* Start DATA RECORDS *

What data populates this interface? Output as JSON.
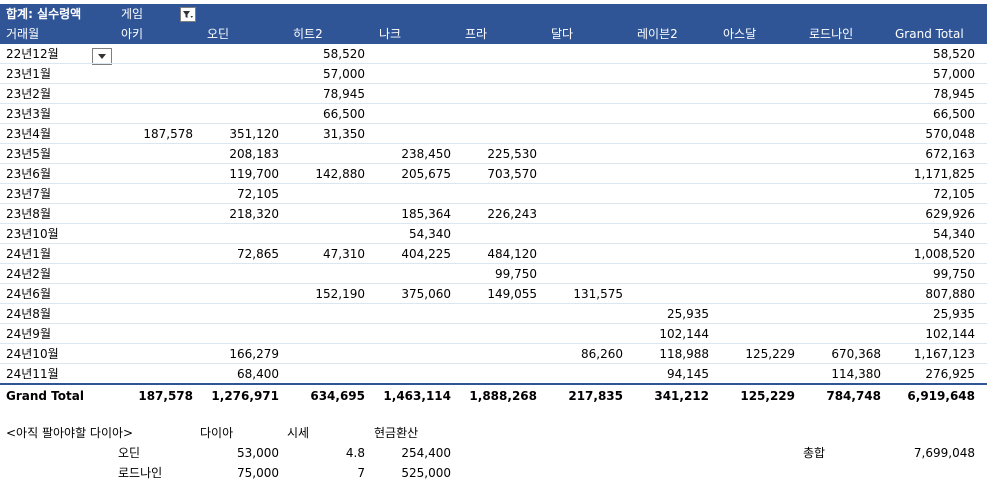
{
  "pivot": {
    "value_field": "합계: 실수령액",
    "column_field": "게임",
    "row_field": "거래월",
    "columns": [
      "아키",
      "오딘",
      "히트2",
      "나크",
      "프라",
      "달다",
      "레이븐2",
      "아스달",
      "로드나인",
      "Grand Total"
    ],
    "rows": [
      {
        "label": "22년12월",
        "values": [
          "",
          "",
          "58,520",
          "",
          "",
          "",
          "",
          "",
          "",
          "58,520"
        ]
      },
      {
        "label": "23년1월",
        "values": [
          "",
          "",
          "57,000",
          "",
          "",
          "",
          "",
          "",
          "",
          "57,000"
        ]
      },
      {
        "label": "23년2월",
        "values": [
          "",
          "",
          "78,945",
          "",
          "",
          "",
          "",
          "",
          "",
          "78,945"
        ]
      },
      {
        "label": "23년3월",
        "values": [
          "",
          "",
          "66,500",
          "",
          "",
          "",
          "",
          "",
          "",
          "66,500"
        ]
      },
      {
        "label": "23년4월",
        "values": [
          "187,578",
          "351,120",
          "31,350",
          "",
          "",
          "",
          "",
          "",
          "",
          "570,048"
        ]
      },
      {
        "label": "23년5월",
        "values": [
          "",
          "208,183",
          "",
          "238,450",
          "225,530",
          "",
          "",
          "",
          "",
          "672,163"
        ]
      },
      {
        "label": "23년6월",
        "values": [
          "",
          "119,700",
          "142,880",
          "205,675",
          "703,570",
          "",
          "",
          "",
          "",
          "1,171,825"
        ]
      },
      {
        "label": "23년7월",
        "values": [
          "",
          "72,105",
          "",
          "",
          "",
          "",
          "",
          "",
          "",
          "72,105"
        ]
      },
      {
        "label": "23년8월",
        "values": [
          "",
          "218,320",
          "",
          "185,364",
          "226,243",
          "",
          "",
          "",
          "",
          "629,926"
        ]
      },
      {
        "label": "23년10월",
        "values": [
          "",
          "",
          "",
          "54,340",
          "",
          "",
          "",
          "",
          "",
          "54,340"
        ]
      },
      {
        "label": "24년1월",
        "values": [
          "",
          "72,865",
          "47,310",
          "404,225",
          "484,120",
          "",
          "",
          "",
          "",
          "1,008,520"
        ]
      },
      {
        "label": "24년2월",
        "values": [
          "",
          "",
          "",
          "",
          "99,750",
          "",
          "",
          "",
          "",
          "99,750"
        ]
      },
      {
        "label": "24년6월",
        "values": [
          "",
          "",
          "152,190",
          "375,060",
          "149,055",
          "131,575",
          "",
          "",
          "",
          "807,880"
        ]
      },
      {
        "label": "24년8월",
        "values": [
          "",
          "",
          "",
          "",
          "",
          "",
          "25,935",
          "",
          "",
          "25,935"
        ]
      },
      {
        "label": "24년9월",
        "values": [
          "",
          "",
          "",
          "",
          "",
          "",
          "102,144",
          "",
          "",
          "102,144"
        ]
      },
      {
        "label": "24년10월",
        "values": [
          "",
          "166,279",
          "",
          "",
          "",
          "86,260",
          "118,988",
          "125,229",
          "670,368",
          "1,167,123"
        ]
      },
      {
        "label": "24년11월",
        "values": [
          "",
          "68,400",
          "",
          "",
          "",
          "",
          "94,145",
          "",
          "114,380",
          "276,925"
        ]
      }
    ],
    "grand_total": {
      "label": "Grand Total",
      "values": [
        "187,578",
        "1,276,971",
        "634,695",
        "1,463,114",
        "1,888,268",
        "217,835",
        "341,212",
        "125,229",
        "784,748",
        "6,919,648"
      ]
    }
  },
  "extra": {
    "title": "<아직 팔아야할 다이아>",
    "headers": [
      "다이아",
      "시세",
      "현금환산"
    ],
    "items": [
      {
        "name": "오딘",
        "diamonds": "53,000",
        "price": "4.8",
        "cash": "254,400"
      },
      {
        "name": "로드나인",
        "diamonds": "75,000",
        "price": "7",
        "cash": "525,000"
      }
    ],
    "total_label": "총합",
    "total_value": "7,699,048"
  },
  "colors": {
    "header_bg": "#2f5597",
    "row_border": "#dce6f1"
  },
  "icons": {
    "filter": "filter-icon",
    "dropdown": "chevron-down-icon"
  }
}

* End DATA RECORDS *

EXERCISE REQUIREMENTS: All the records need to be repeated exactly, with the images dropped.

CORRECT RESPONSE:
What data populates this interface? Output as JSON.
{
  "pivot": {
    "value_field": "합계: 실수령액",
    "column_field": "게임",
    "row_field": "거래월",
    "columns": [
      "아키",
      "오딘",
      "히트2",
      "나크",
      "프라",
      "달다",
      "레이븐2",
      "아스달",
      "로드나인",
      "Grand Total"
    ],
    "rows": [
      {
        "label": "22년12월",
        "values": [
          "",
          "",
          "58,520",
          "",
          "",
          "",
          "",
          "",
          "",
          "58,520"
        ]
      },
      {
        "label": "23년1월",
        "values": [
          "",
          "",
          "57,000",
          "",
          "",
          "",
          "",
          "",
          "",
          "57,000"
        ]
      },
      {
        "label": "23년2월",
        "values": [
          "",
          "",
          "78,945",
          "",
          "",
          "",
          "",
          "",
          "",
          "78,945"
        ]
      },
      {
        "label": "23년3월",
        "values": [
          "",
          "",
          "66,500",
          "",
          "",
          "",
          "",
          "",
          "",
          "66,500"
        ]
      },
      {
        "label": "23년4월",
        "values": [
          "187,578",
          "351,120",
          "31,350",
          "",
          "",
          "",
          "",
          "",
          "",
          "570,048"
        ]
      },
      {
        "label": "23년5월",
        "values": [
          "",
          "208,183",
          "",
          "238,450",
          "225,530",
          "",
          "",
          "",
          "",
          "672,163"
        ]
      },
      {
        "label": "23년6월",
        "values": [
          "",
          "119,700",
          "142,880",
          "205,675",
          "703,570",
          "",
          "",
          "",
          "",
          "1,171,825"
        ]
      },
      {
        "label": "23년7월",
        "values": [
          "",
          "72,105",
          "",
          "",
          "",
          "",
          "",
          "",
          "",
          "72,105"
        ]
      },
      {
        "label": "23년8월",
        "values": [
          "",
          "218,320",
          "",
          "185,364",
          "226,243",
          "",
          "",
          "",
          "",
          "629,926"
        ]
      },
      {
        "label": "23년10월",
        "values": [
          "",
          "",
          "",
          "54,340",
          "",
          "",
          "",
          "",
          "",
          "54,340"
        ]
      },
      {
        "label": "24년1월",
        "values": [
          "",
          "72,865",
          "47,310",
          "404,225",
          "484,120",
          "",
          "",
          "",
          "",
          "1,008,520"
        ]
      },
      {
        "label": "24년2월",
        "values": [
          "",
          "",
          "",
          "",
          "99,750",
          "",
          "",
          "",
          "",
          "99,750"
        ]
      },
      {
        "label": "24년6월",
        "values": [
          "",
          "",
          "152,190",
          "375,060",
          "149,055",
          "131,575",
          "",
          "",
          "",
          "807,880"
        ]
      },
      {
        "label": "24년8월",
        "values": [
          "",
          "",
          "",
          "",
          "",
          "",
          "25,935",
          "",
          "",
          "25,935"
        ]
      },
      {
        "label": "24년9월",
        "values": [
          "",
          "",
          "",
          "",
          "",
          "",
          "102,144",
          "",
          "",
          "102,144"
        ]
      },
      {
        "label": "24년10월",
        "values": [
          "",
          "166,279",
          "",
          "",
          "",
          "86,260",
          "118,988",
          "125,229",
          "670,368",
          "1,167,123"
        ]
      },
      {
        "label": "24년11월",
        "values": [
          "",
          "68,400",
          "",
          "",
          "",
          "",
          "94,145",
          "",
          "114,380",
          "276,925"
        ]
      }
    ],
    "grand_total": {
      "label": "Grand Total",
      "values": [
        "187,578",
        "1,276,971",
        "634,695",
        "1,463,114",
        "1,888,268",
        "217,835",
        "341,212",
        "125,229",
        "784,748",
        "6,919,648"
      ]
    }
  },
  "extra": {
    "title": "<아직 팔아야할 다이아>",
    "headers": [
      "다이아",
      "시세",
      "현금환산"
    ],
    "items": [
      {
        "name": "오딘",
        "diamonds": "53,000",
        "price": "4.8",
        "cash": "254,400"
      },
      {
        "name": "로드나인",
        "diamonds": "75,000",
        "price": "7",
        "cash": "525,000"
      }
    ],
    "total_label": "총합",
    "total_value": "7,699,048"
  },
  "colors": {
    "header_bg": "#2f5597",
    "row_border": "#dce6f1"
  },
  "icons": {
    "filter": "filter-icon",
    "dropdown": "chevron-down-icon"
  }
}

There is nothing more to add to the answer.